◆ **Written problem**
Identify the lines that contain the string "Elizabeth", then copy each of them.

---------- Supplied material

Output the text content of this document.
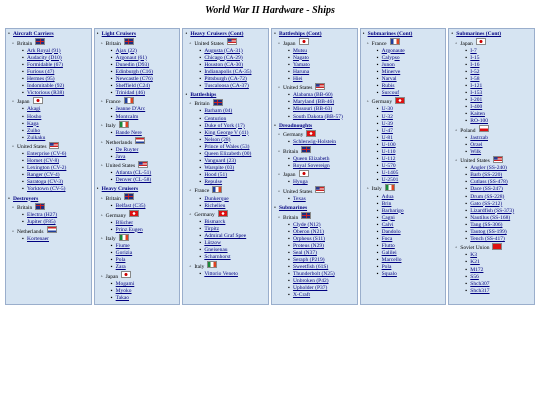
World War II Hardware - Ships
• Aircraft Carriers
◦ Britain
▪ Ark Royal (91)
▪ Audacity (D10)
▪ Formidable (67)
▪ Furious (47)
▪ Hermes (95)
▪ Indomitable (92)
▪ Victorious (R38)
◦ Japan
▪ Akagi
▪ Hosho
▪ Kaga
▪ Zuiho
▪ Zuikaku
◦ United States
▪ Enterprise (CV-6)
▪ Hornet (CV-8)
▪ Lexington (CV-2)
▪ Ranger (CV-4)
▪ Saratoga (CV-3)
▪ Yorktown (CV-5)
• Destroyers
◦ Britain
▪ Electra (H27)
▪ Jupiter (F85)
◦ Netherlands
▪ Kortenaer

• Light Cruisers
◦ Britain
▪ Ajax (22)
▪ Argonaut (61)
▪ Dunedin (D93)
▪ Edinburgh (C16)
▪ Newcastle (C76)
▪ Sheffield (C24)
▪ Trinidad (46)
◦ France
▪ Jeanne D'Arc
▪ Montcalm
◦ Italy
▪ Bande Nere
◦ Netherlands
▪ De Ruyter
▪ Java
◦ United States
▪ Atlanta (CL-51)
▪ Denver (CL-58)
• Heavy Cruisers
◦ Britain
▪ Belfast (C35)
◦ Germany
▪ Blücher
▪ Prinz Eugen
◦ Italy
▪ Fiume
▪ Gorizia
▪ Pola
▪ Zara
◦ Japan
▪ Mogami
▪ Myoko
▪ Takao

• Heavy Cruisers (Cont)
◦ United States
▪ Augusta (CA-31)
▪ Chicago (CA-29)
▪ Houston (CA-30)
▪ Indianapolis (CA-35)
▪ Pittsburgh (CA-72)
▪ Tuscaloosa (CA-37)
• Battleships
◦ Britain
▪ Barham (04)
▪ Centurion
▪ Duke of York (17)
▪ King George V (41)
▪ Nelson (28)
▪ Prince of Wales (53)
▪ Queen Elizabeth (00)
▪ Vanguard (23)
▪ Warspite (03)
▪ Hood (51)
▪ Repulse
◦ France
▪ Dunkerque
▪ Richelieu
◦ Germany
▪ Bismarck
▪ Tirpitz
▪ Admiral Graf Spee
▪ Lützow
▪ Gneisenau
▪ Scharnhorst
◦ Italy
▪ Vittorio Veneto

• Battleships (Cont)
◦ Japan
▪ Mutsu
▪ Nagato
▪ Yamato
▪ Haruna
▪ Hiei
◦ United States
▪ Alabama (BB-60)
▪ Maryland (BB-46)
▪ Missouri (BB-63)
▪ South Dakota (BB-57)
• Dreadnoughts
◦ Germany
▪ Schleswig-Holstein
◦ Britain
▪ Queen Elizabeth
▪ Royal Sovereign
◦ Japan
▪ Hyuga
◦ United States
▪ Texas
• Submarines
◦ Britain
▪ Clyde (N12)
▪ Oberon (N21)
▪ Orpheus (S11)
▪ Proteus (N29)
▪ Seal (N37)
▪ Seraph (P219)
▪ Sweetfish (61S)
▪ Thunderbolt (N25)
▪ Unbroken (P42)
▪ Upholder (P37)
▪ X-Craft

• Submarines (Cont)
◦ France
▪ Argonaute
▪ Calypso
▪ Junon
▪ Minerve
▪ Narval
▪ Rubis
▪ Surcouf
◦ Germany
▪ U-30
▪ U-32
▪ U-39
▪ U-47
▪ U-81
▪ U-100
▪ U-110
▪ U-112
▪ U-570
▪ U-1405
▪ U-2501
◦ Italy
▪ Adua
▪ Brin
▪ Barbarigo
▪ Cagni
▪ Calvi
▪ Dandolo
▪ Foca
▪ Flutto
▪ Galilei
▪ Marcello
▪ Pola
▪ Squalo

• Submarines (Cont)
◦ Japan
▪ I-7
▪ I-15
▪ I-16
▪ I-52
▪ I-58
▪ I-121
▪ I-153
▪ I-201
▪ I-400
▪ Kaiten
▪ RO-100
◦ Poland
▪ Jastrzab
▪ Orzel
▪ Wilk
◦ United States
▪ Angler (SS-240)
▪ Barb (SS-220)
▪ Cutlass (SS-478)
▪ Dace (SS-247)
▪ Drum (SS-228)
▪ Gato (SS-212)
▪ Lizardfish (SS-373)
▪ Nautilus (SS-168)
▪ Tang (SS-306)
▪ Tautog (SS-199)
▪ Tench (SS-417)
◦ Soviet Union
▪ K3
▪ K21
▪ M172
▪ S56
▪ Shch307
▪ Shch317
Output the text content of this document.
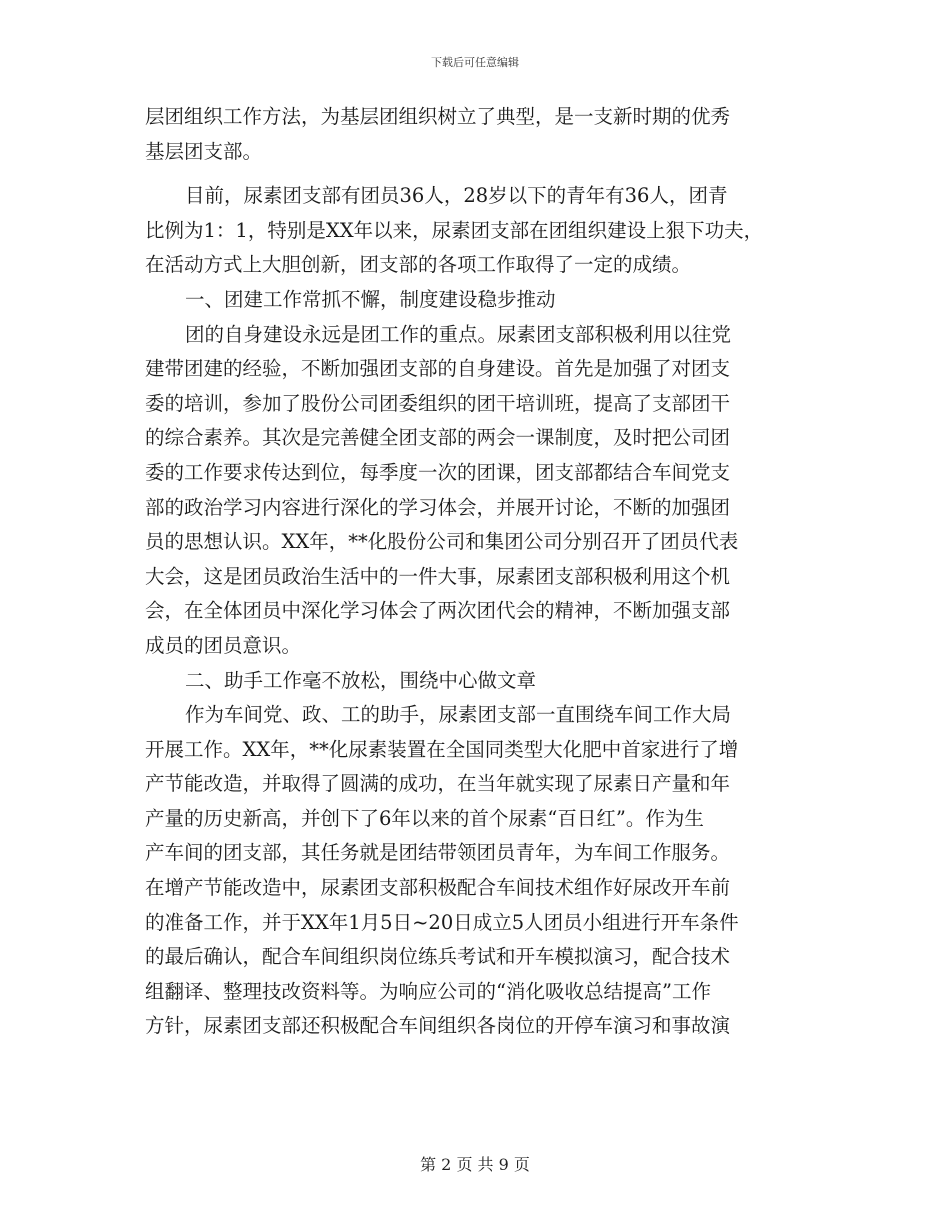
下载后可任意编辑
层团组织工作方法，为基层团组织树立了典型，是一支新时期的优秀
基层团支部。
目前，尿素团支部有团员36人，28岁以下的青年有36人，团青
比例为1：1，特别是XX年以来，尿素团支部在团组织建设上狠下功夫，
在活动方式上大胆创新，团支部的各项工作取得了一定的成绩。
一、团建工作常抓不懈，制度建设稳步推动
团的自身建设永远是团工作的重点。尿素团支部积极利用以往党
建带团建的经验，不断加强团支部的自身建设。首先是加强了对团支
委的培训，参加了股份公司团委组织的团干培训班，提高了支部团干
的综合素养。其次是完善健全团支部的两会一课制度，及时把公司团
委的工作要求传达到位，每季度一次的团课，团支部都结合车间党支
部的政治学习内容进行深化的学习体会，并展开讨论，不断的加强团
员的思想认识。XX年，**化股份公司和集团公司分别召开了团员代表
大会，这是团员政治生活中的一件大事，尿素团支部积极利用这个机
会，在全体团员中深化学习体会了两次团代会的精神，不断加强支部
成员的团员意识。
二、助手工作毫不放松，围绕中心做文章
作为车间党、政、工的助手，尿素团支部一直围绕车间工作大局
开展工作。XX年，**化尿素装置在全国同类型大化肥中首家进行了增
产节能改造，并取得了圆满的成功，在当年就实现了尿素日产量和年
产量的历史新高，并创下了6年以来的首个尿素“百日红”。作为生
产车间的团支部，其任务就是团结带领团员青年，为车间工作服务。
在增产节能改造中，尿素团支部积极配合车间技术组作好尿改开车前
的准备工作，并于XX年1月5日~20日成立5人团员小组进行开车条件
的最后确认，配合车间组织岗位练兵考试和开车模拟演习，配合技术
组翻译、整理技改资料等。为响应公司的“消化吸收总结提高”工作
方针，尿素团支部还积极配合车间组织各岗位的开停车演习和事故演
第 2 页 共 9 页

--------------------

◆ **The answer**
▪ Queen Elizabeth (00)
▪ Queen Elizabeth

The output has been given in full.